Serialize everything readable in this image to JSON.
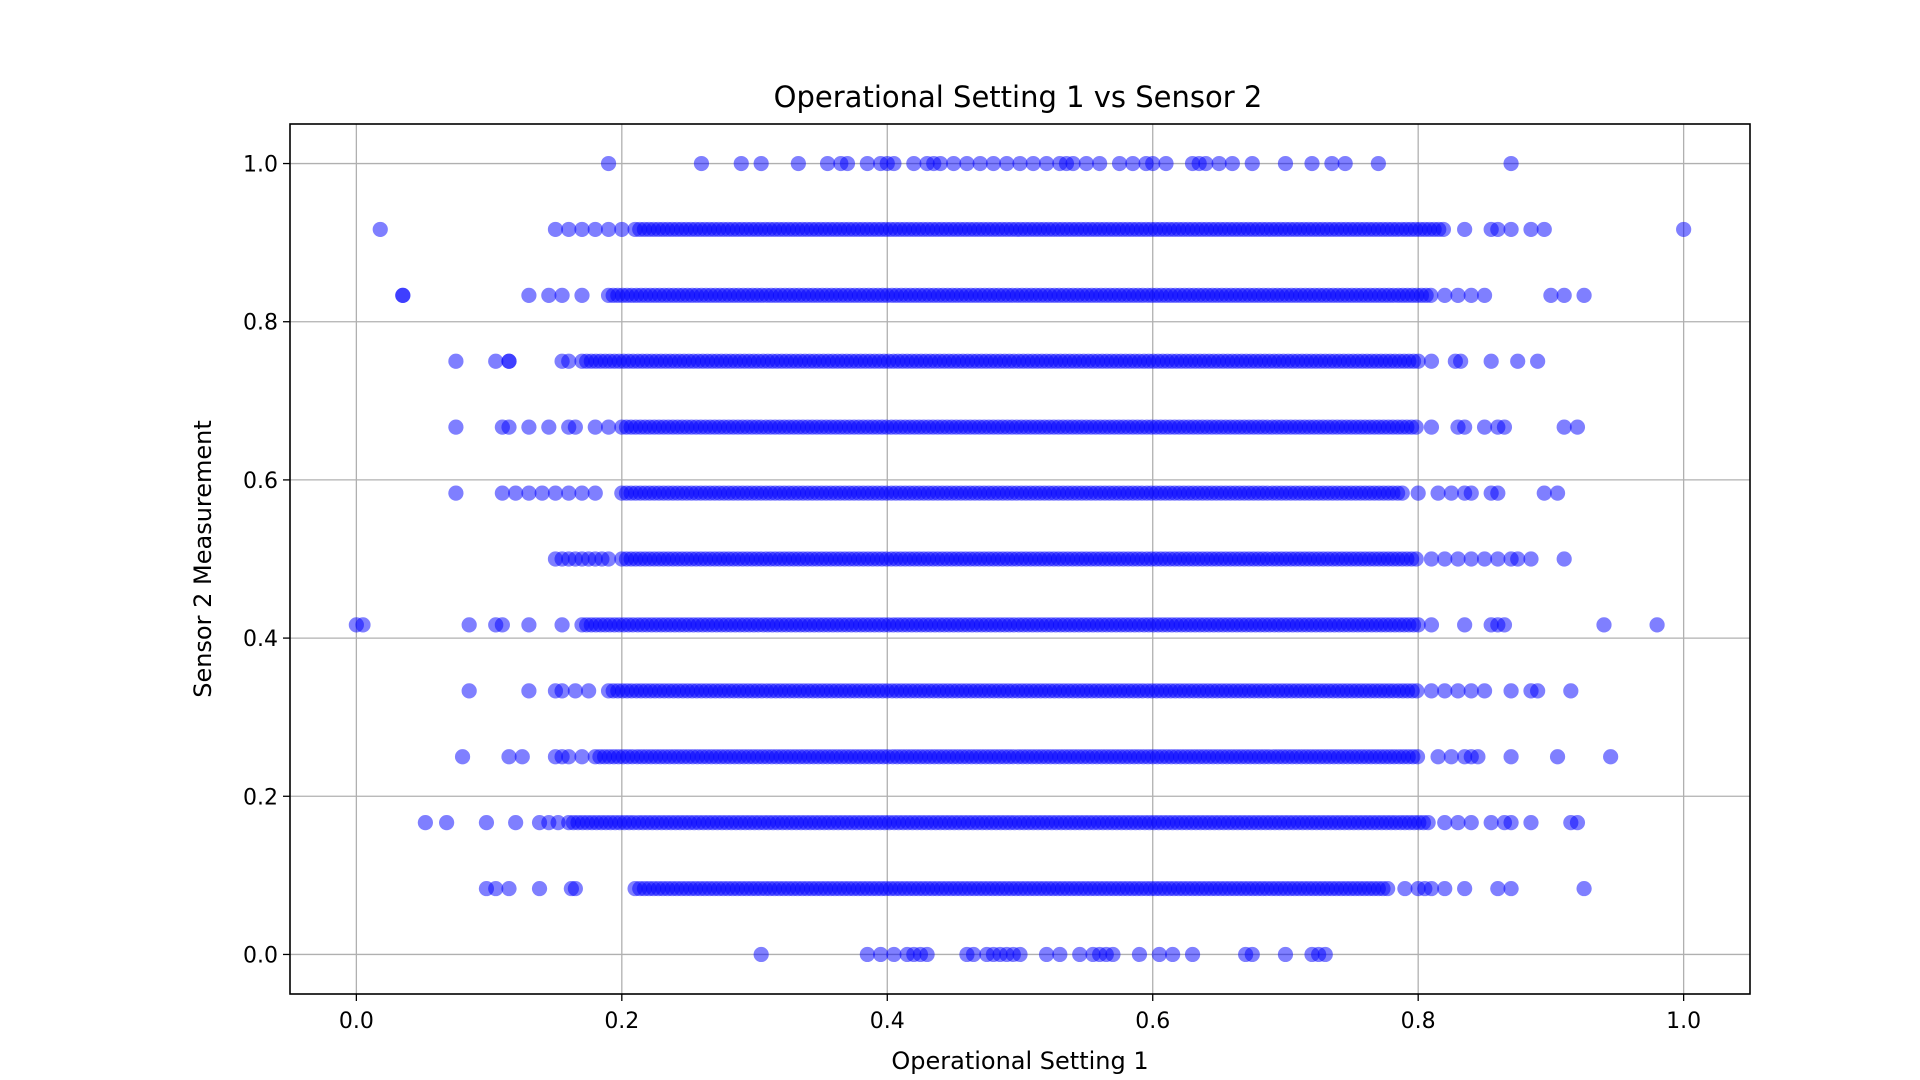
{
  "chart_data": {
    "type": "scatter",
    "title": "Operational Setting 1 vs Sensor 2",
    "xlabel": "Operational Setting 1",
    "ylabel": "Sensor 2 Measurement",
    "xlim": [
      -0.05,
      1.05
    ],
    "ylim": [
      -0.05,
      1.05
    ],
    "xticks": [
      "0.0",
      "0.2",
      "0.4",
      "0.6",
      "0.8",
      "1.0"
    ],
    "yticks": [
      "0.0",
      "0.2",
      "0.4",
      "0.6",
      "0.8",
      "1.0"
    ],
    "grid": true,
    "marker_color": "#0000ff",
    "marker_alpha": 0.5,
    "y_levels": [
      0.0,
      0.0833,
      0.1667,
      0.25,
      0.3333,
      0.4167,
      0.5,
      0.5833,
      0.6667,
      0.75,
      0.8333,
      0.9167,
      1.0
    ],
    "series": [
      {
        "y": 1.0,
        "dense_range": null,
        "x": [
          0.19,
          0.26,
          0.29,
          0.305,
          0.333,
          0.355,
          0.365,
          0.37,
          0.385,
          0.395,
          0.4,
          0.405,
          0.42,
          0.43,
          0.435,
          0.44,
          0.45,
          0.46,
          0.47,
          0.48,
          0.49,
          0.5,
          0.51,
          0.52,
          0.53,
          0.535,
          0.54,
          0.55,
          0.56,
          0.575,
          0.585,
          0.595,
          0.6,
          0.61,
          0.63,
          0.635,
          0.64,
          0.65,
          0.66,
          0.675,
          0.7,
          0.72,
          0.735,
          0.745,
          0.77,
          0.87
        ]
      },
      {
        "y": 0.9167,
        "dense_range": [
          0.21,
          0.82
        ],
        "x": [
          0.018,
          0.15,
          0.16,
          0.17,
          0.18,
          0.19,
          0.2,
          0.835,
          0.855,
          0.86,
          0.87,
          0.885,
          0.895,
          1.0
        ]
      },
      {
        "y": 0.8333,
        "dense_range": [
          0.19,
          0.81
        ],
        "x": [
          0.035,
          0.035,
          0.13,
          0.145,
          0.155,
          0.17,
          0.82,
          0.83,
          0.84,
          0.85,
          0.9,
          0.91,
          0.925
        ]
      },
      {
        "y": 0.75,
        "dense_range": [
          0.17,
          0.8
        ],
        "x": [
          0.075,
          0.105,
          0.115,
          0.115,
          0.155,
          0.16,
          0.81,
          0.828,
          0.832,
          0.855,
          0.875,
          0.89
        ]
      },
      {
        "y": 0.6667,
        "dense_range": [
          0.2,
          0.8
        ],
        "x": [
          0.075,
          0.11,
          0.115,
          0.13,
          0.145,
          0.16,
          0.165,
          0.18,
          0.19,
          0.81,
          0.83,
          0.835,
          0.85,
          0.86,
          0.865,
          0.91,
          0.92
        ]
      },
      {
        "y": 0.5833,
        "dense_range": [
          0.2,
          0.79
        ],
        "x": [
          0.075,
          0.11,
          0.12,
          0.13,
          0.14,
          0.15,
          0.16,
          0.17,
          0.18,
          0.8,
          0.815,
          0.825,
          0.835,
          0.84,
          0.855,
          0.86,
          0.895,
          0.905
        ]
      },
      {
        "y": 0.5,
        "dense_range": [
          0.2,
          0.8
        ],
        "x": [
          0.15,
          0.155,
          0.16,
          0.165,
          0.17,
          0.175,
          0.18,
          0.185,
          0.19,
          0.81,
          0.82,
          0.83,
          0.84,
          0.85,
          0.86,
          0.87,
          0.875,
          0.885,
          0.91
        ]
      },
      {
        "y": 0.4167,
        "dense_range": [
          0.17,
          0.8
        ],
        "x": [
          0.0,
          0.005,
          0.085,
          0.105,
          0.11,
          0.13,
          0.155,
          0.81,
          0.835,
          0.855,
          0.86,
          0.865,
          0.94,
          0.98
        ]
      },
      {
        "y": 0.3333,
        "dense_range": [
          0.19,
          0.8
        ],
        "x": [
          0.085,
          0.13,
          0.15,
          0.155,
          0.165,
          0.175,
          0.81,
          0.82,
          0.83,
          0.84,
          0.85,
          0.87,
          0.885,
          0.89,
          0.915
        ]
      },
      {
        "y": 0.25,
        "dense_range": [
          0.18,
          0.8
        ],
        "x": [
          0.08,
          0.115,
          0.125,
          0.15,
          0.155,
          0.16,
          0.17,
          0.815,
          0.825,
          0.835,
          0.84,
          0.845,
          0.87,
          0.905,
          0.945
        ]
      },
      {
        "y": 0.1667,
        "dense_range": [
          0.16,
          0.81
        ],
        "x": [
          0.052,
          0.068,
          0.098,
          0.12,
          0.138,
          0.145,
          0.152,
          0.82,
          0.83,
          0.84,
          0.855,
          0.865,
          0.87,
          0.885,
          0.915,
          0.92
        ]
      },
      {
        "y": 0.0833,
        "dense_range": [
          0.21,
          0.78
        ],
        "x": [
          0.098,
          0.105,
          0.115,
          0.138,
          0.162,
          0.165,
          0.79,
          0.8,
          0.805,
          0.81,
          0.82,
          0.835,
          0.86,
          0.87,
          0.925
        ]
      },
      {
        "y": 0.0,
        "dense_range": null,
        "x": [
          0.305,
          0.385,
          0.395,
          0.405,
          0.415,
          0.42,
          0.425,
          0.43,
          0.46,
          0.465,
          0.475,
          0.48,
          0.485,
          0.49,
          0.495,
          0.5,
          0.52,
          0.53,
          0.545,
          0.555,
          0.56,
          0.565,
          0.57,
          0.59,
          0.605,
          0.615,
          0.63,
          0.67,
          0.675,
          0.7,
          0.72,
          0.725,
          0.73
        ]
      }
    ]
  }
}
- - -
Pictures don't belong in the copy. Transcribe every record exactly as it appears.

◆ **RESULT**
Serialize everything readable in this image to JSON.
{
  "chart_data": {
    "type": "scatter",
    "title": "Operational Setting 1 vs Sensor 2",
    "xlabel": "Operational Setting 1",
    "ylabel": "Sensor 2 Measurement",
    "xlim": [
      -0.05,
      1.05
    ],
    "ylim": [
      -0.05,
      1.05
    ],
    "xticks": [
      "0.0",
      "0.2",
      "0.4",
      "0.6",
      "0.8",
      "1.0"
    ],
    "yticks": [
      "0.0",
      "0.2",
      "0.4",
      "0.6",
      "0.8",
      "1.0"
    ],
    "grid": true,
    "marker_color": "#0000ff",
    "marker_alpha": 0.5,
    "y_levels": [
      0.0,
      0.0833,
      0.1667,
      0.25,
      0.3333,
      0.4167,
      0.5,
      0.5833,
      0.6667,
      0.75,
      0.8333,
      0.9167,
      1.0
    ],
    "series": [
      {
        "y": 1.0,
        "dense_range": null,
        "x": [
          0.19,
          0.26,
          0.29,
          0.305,
          0.333,
          0.355,
          0.365,
          0.37,
          0.385,
          0.395,
          0.4,
          0.405,
          0.42,
          0.43,
          0.435,
          0.44,
          0.45,
          0.46,
          0.47,
          0.48,
          0.49,
          0.5,
          0.51,
          0.52,
          0.53,
          0.535,
          0.54,
          0.55,
          0.56,
          0.575,
          0.585,
          0.595,
          0.6,
          0.61,
          0.63,
          0.635,
          0.64,
          0.65,
          0.66,
          0.675,
          0.7,
          0.72,
          0.735,
          0.745,
          0.77,
          0.87
        ]
      },
      {
        "y": 0.9167,
        "dense_range": [
          0.21,
          0.82
        ],
        "x": [
          0.018,
          0.15,
          0.16,
          0.17,
          0.18,
          0.19,
          0.2,
          0.835,
          0.855,
          0.86,
          0.87,
          0.885,
          0.895,
          1.0
        ]
      },
      {
        "y": 0.8333,
        "dense_range": [
          0.19,
          0.81
        ],
        "x": [
          0.035,
          0.035,
          0.13,
          0.145,
          0.155,
          0.17,
          0.82,
          0.83,
          0.84,
          0.85,
          0.9,
          0.91,
          0.925
        ]
      },
      {
        "y": 0.75,
        "dense_range": [
          0.17,
          0.8
        ],
        "x": [
          0.075,
          0.105,
          0.115,
          0.115,
          0.155,
          0.16,
          0.81,
          0.828,
          0.832,
          0.855,
          0.875,
          0.89
        ]
      },
      {
        "y": 0.6667,
        "dense_range": [
          0.2,
          0.8
        ],
        "x": [
          0.075,
          0.11,
          0.115,
          0.13,
          0.145,
          0.16,
          0.165,
          0.18,
          0.19,
          0.81,
          0.83,
          0.835,
          0.85,
          0.86,
          0.865,
          0.91,
          0.92
        ]
      },
      {
        "y": 0.5833,
        "dense_range": [
          0.2,
          0.79
        ],
        "x": [
          0.075,
          0.11,
          0.12,
          0.13,
          0.14,
          0.15,
          0.16,
          0.17,
          0.18,
          0.8,
          0.815,
          0.825,
          0.835,
          0.84,
          0.855,
          0.86,
          0.895,
          0.905
        ]
      },
      {
        "y": 0.5,
        "dense_range": [
          0.2,
          0.8
        ],
        "x": [
          0.15,
          0.155,
          0.16,
          0.165,
          0.17,
          0.175,
          0.18,
          0.185,
          0.19,
          0.81,
          0.82,
          0.83,
          0.84,
          0.85,
          0.86,
          0.87,
          0.875,
          0.885,
          0.91
        ]
      },
      {
        "y": 0.4167,
        "dense_range": [
          0.17,
          0.8
        ],
        "x": [
          0.0,
          0.005,
          0.085,
          0.105,
          0.11,
          0.13,
          0.155,
          0.81,
          0.835,
          0.855,
          0.86,
          0.865,
          0.94,
          0.98
        ]
      },
      {
        "y": 0.3333,
        "dense_range": [
          0.19,
          0.8
        ],
        "x": [
          0.085,
          0.13,
          0.15,
          0.155,
          0.165,
          0.175,
          0.81,
          0.82,
          0.83,
          0.84,
          0.85,
          0.87,
          0.885,
          0.89,
          0.915
        ]
      },
      {
        "y": 0.25,
        "dense_range": [
          0.18,
          0.8
        ],
        "x": [
          0.08,
          0.115,
          0.125,
          0.15,
          0.155,
          0.16,
          0.17,
          0.815,
          0.825,
          0.835,
          0.84,
          0.845,
          0.87,
          0.905,
          0.945
        ]
      },
      {
        "y": 0.1667,
        "dense_range": [
          0.16,
          0.81
        ],
        "x": [
          0.052,
          0.068,
          0.098,
          0.12,
          0.138,
          0.145,
          0.152,
          0.82,
          0.83,
          0.84,
          0.855,
          0.865,
          0.87,
          0.885,
          0.915,
          0.92
        ]
      },
      {
        "y": 0.0833,
        "dense_range": [
          0.21,
          0.78
        ],
        "x": [
          0.098,
          0.105,
          0.115,
          0.138,
          0.162,
          0.165,
          0.79,
          0.8,
          0.805,
          0.81,
          0.82,
          0.835,
          0.86,
          0.87,
          0.925
        ]
      },
      {
        "y": 0.0,
        "dense_range": null,
        "x": [
          0.305,
          0.385,
          0.395,
          0.405,
          0.415,
          0.42,
          0.425,
          0.43,
          0.46,
          0.465,
          0.475,
          0.48,
          0.485,
          0.49,
          0.495,
          0.5,
          0.52,
          0.53,
          0.545,
          0.555,
          0.56,
          0.565,
          0.57,
          0.59,
          0.605,
          0.615,
          0.63,
          0.67,
          0.675,
          0.7,
          0.72,
          0.725,
          0.73
        ]
      }
    ]
  }
}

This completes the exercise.